■ DIRECTIONS ■
Copy the records below exactly as they are written.

Items from a dataset:

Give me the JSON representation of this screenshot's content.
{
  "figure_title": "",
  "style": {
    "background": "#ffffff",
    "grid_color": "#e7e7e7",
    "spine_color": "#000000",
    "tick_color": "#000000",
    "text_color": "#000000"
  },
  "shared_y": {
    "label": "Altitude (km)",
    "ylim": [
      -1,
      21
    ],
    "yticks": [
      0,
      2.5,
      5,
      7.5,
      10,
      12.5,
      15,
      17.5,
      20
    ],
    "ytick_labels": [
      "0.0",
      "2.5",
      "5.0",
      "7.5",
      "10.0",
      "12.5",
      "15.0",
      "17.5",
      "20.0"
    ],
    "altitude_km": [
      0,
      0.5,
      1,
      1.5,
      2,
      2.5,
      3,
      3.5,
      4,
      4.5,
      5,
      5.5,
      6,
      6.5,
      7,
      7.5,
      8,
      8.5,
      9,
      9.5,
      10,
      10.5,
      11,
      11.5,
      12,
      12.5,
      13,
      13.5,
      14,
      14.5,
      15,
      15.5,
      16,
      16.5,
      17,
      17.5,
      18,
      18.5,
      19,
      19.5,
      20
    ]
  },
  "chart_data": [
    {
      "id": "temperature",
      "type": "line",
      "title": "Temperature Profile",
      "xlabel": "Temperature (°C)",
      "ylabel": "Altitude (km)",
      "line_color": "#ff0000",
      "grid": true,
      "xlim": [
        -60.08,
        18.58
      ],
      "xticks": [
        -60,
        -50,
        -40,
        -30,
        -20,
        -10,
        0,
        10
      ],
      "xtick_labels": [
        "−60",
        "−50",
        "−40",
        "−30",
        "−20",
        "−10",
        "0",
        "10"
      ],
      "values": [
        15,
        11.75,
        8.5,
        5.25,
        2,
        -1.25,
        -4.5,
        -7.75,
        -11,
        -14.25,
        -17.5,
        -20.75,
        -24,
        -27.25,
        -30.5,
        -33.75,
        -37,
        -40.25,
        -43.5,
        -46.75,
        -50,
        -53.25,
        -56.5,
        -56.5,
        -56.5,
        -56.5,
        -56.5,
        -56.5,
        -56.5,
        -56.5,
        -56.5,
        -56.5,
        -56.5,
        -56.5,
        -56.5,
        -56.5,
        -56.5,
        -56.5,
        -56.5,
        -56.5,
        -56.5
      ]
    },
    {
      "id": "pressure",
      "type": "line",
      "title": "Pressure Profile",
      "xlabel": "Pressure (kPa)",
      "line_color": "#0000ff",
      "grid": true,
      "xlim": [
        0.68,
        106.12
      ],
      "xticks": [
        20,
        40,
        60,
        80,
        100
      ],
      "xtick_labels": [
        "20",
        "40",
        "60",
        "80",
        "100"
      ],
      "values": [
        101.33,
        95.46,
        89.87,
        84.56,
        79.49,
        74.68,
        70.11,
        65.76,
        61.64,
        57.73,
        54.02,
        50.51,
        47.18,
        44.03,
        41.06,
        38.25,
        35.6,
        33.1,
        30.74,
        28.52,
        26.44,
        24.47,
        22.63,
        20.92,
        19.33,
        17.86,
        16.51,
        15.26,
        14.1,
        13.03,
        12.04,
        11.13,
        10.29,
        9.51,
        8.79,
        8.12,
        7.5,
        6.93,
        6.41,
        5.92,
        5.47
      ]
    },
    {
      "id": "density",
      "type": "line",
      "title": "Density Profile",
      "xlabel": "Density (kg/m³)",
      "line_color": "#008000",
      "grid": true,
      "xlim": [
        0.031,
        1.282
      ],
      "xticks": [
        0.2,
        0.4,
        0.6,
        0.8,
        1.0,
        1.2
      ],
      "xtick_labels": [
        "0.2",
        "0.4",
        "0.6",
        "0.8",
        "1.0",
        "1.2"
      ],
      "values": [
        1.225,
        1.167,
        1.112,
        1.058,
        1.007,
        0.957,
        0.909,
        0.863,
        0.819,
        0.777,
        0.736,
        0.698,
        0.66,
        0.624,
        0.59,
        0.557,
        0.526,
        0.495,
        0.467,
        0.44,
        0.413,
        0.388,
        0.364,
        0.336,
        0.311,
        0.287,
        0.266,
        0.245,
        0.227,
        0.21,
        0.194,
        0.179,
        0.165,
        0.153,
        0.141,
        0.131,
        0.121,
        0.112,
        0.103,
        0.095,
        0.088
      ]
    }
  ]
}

■ RESULT OF THIS EXERCISE ■
Give me the JSON representation of this screenshot's content.
{
  "figure_title": "",
  "style": {
    "background": "#ffffff",
    "grid_color": "#e7e7e7",
    "spine_color": "#000000",
    "tick_color": "#000000",
    "text_color": "#000000"
  },
  "shared_y": {
    "label": "Altitude (km)",
    "ylim": [
      -1,
      21
    ],
    "yticks": [
      0,
      2.5,
      5,
      7.5,
      10,
      12.5,
      15,
      17.5,
      20
    ],
    "ytick_labels": [
      "0.0",
      "2.5",
      "5.0",
      "7.5",
      "10.0",
      "12.5",
      "15.0",
      "17.5",
      "20.0"
    ],
    "altitude_km": [
      0,
      0.5,
      1,
      1.5,
      2,
      2.5,
      3,
      3.5,
      4,
      4.5,
      5,
      5.5,
      6,
      6.5,
      7,
      7.5,
      8,
      8.5,
      9,
      9.5,
      10,
      10.5,
      11,
      11.5,
      12,
      12.5,
      13,
      13.5,
      14,
      14.5,
      15,
      15.5,
      16,
      16.5,
      17,
      17.5,
      18,
      18.5,
      19,
      19.5,
      20
    ]
  },
  "chart_data": [
    {
      "id": "temperature",
      "type": "line",
      "title": "Temperature Profile",
      "xlabel": "Temperature (°C)",
      "ylabel": "Altitude (km)",
      "line_color": "#ff0000",
      "grid": true,
      "xlim": [
        -60.08,
        18.58
      ],
      "xticks": [
        -60,
        -50,
        -40,
        -30,
        -20,
        -10,
        0,
        10
      ],
      "xtick_labels": [
        "−60",
        "−50",
        "−40",
        "−30",
        "−20",
        "−10",
        "0",
        "10"
      ],
      "values": [
        15,
        11.75,
        8.5,
        5.25,
        2,
        -1.25,
        -4.5,
        -7.75,
        -11,
        -14.25,
        -17.5,
        -20.75,
        -24,
        -27.25,
        -30.5,
        -33.75,
        -37,
        -40.25,
        -43.5,
        -46.75,
        -50,
        -53.25,
        -56.5,
        -56.5,
        -56.5,
        -56.5,
        -56.5,
        -56.5,
        -56.5,
        -56.5,
        -56.5,
        -56.5,
        -56.5,
        -56.5,
        -56.5,
        -56.5,
        -56.5,
        -56.5,
        -56.5,
        -56.5,
        -56.5
      ]
    },
    {
      "id": "pressure",
      "type": "line",
      "title": "Pressure Profile",
      "xlabel": "Pressure (kPa)",
      "line_color": "#0000ff",
      "grid": true,
      "xlim": [
        0.68,
        106.12
      ],
      "xticks": [
        20,
        40,
        60,
        80,
        100
      ],
      "xtick_labels": [
        "20",
        "40",
        "60",
        "80",
        "100"
      ],
      "values": [
        101.33,
        95.46,
        89.87,
        84.56,
        79.49,
        74.68,
        70.11,
        65.76,
        61.64,
        57.73,
        54.02,
        50.51,
        47.18,
        44.03,
        41.06,
        38.25,
        35.6,
        33.1,
        30.74,
        28.52,
        26.44,
        24.47,
        22.63,
        20.92,
        19.33,
        17.86,
        16.51,
        15.26,
        14.1,
        13.03,
        12.04,
        11.13,
        10.29,
        9.51,
        8.79,
        8.12,
        7.5,
        6.93,
        6.41,
        5.92,
        5.47
      ]
    },
    {
      "id": "density",
      "type": "line",
      "title": "Density Profile",
      "xlabel": "Density (kg/m³)",
      "line_color": "#008000",
      "grid": true,
      "xlim": [
        0.031,
        1.282
      ],
      "xticks": [
        0.2,
        0.4,
        0.6,
        0.8,
        1.0,
        1.2
      ],
      "xtick_labels": [
        "0.2",
        "0.4",
        "0.6",
        "0.8",
        "1.0",
        "1.2"
      ],
      "values": [
        1.225,
        1.167,
        1.112,
        1.058,
        1.007,
        0.957,
        0.909,
        0.863,
        0.819,
        0.777,
        0.736,
        0.698,
        0.66,
        0.624,
        0.59,
        0.557,
        0.526,
        0.495,
        0.467,
        0.44,
        0.413,
        0.388,
        0.364,
        0.336,
        0.311,
        0.287,
        0.266,
        0.245,
        0.227,
        0.21,
        0.194,
        0.179,
        0.165,
        0.153,
        0.141,
        0.131,
        0.121,
        0.112,
        0.103,
        0.095,
        0.088
      ]
    }
  ]
}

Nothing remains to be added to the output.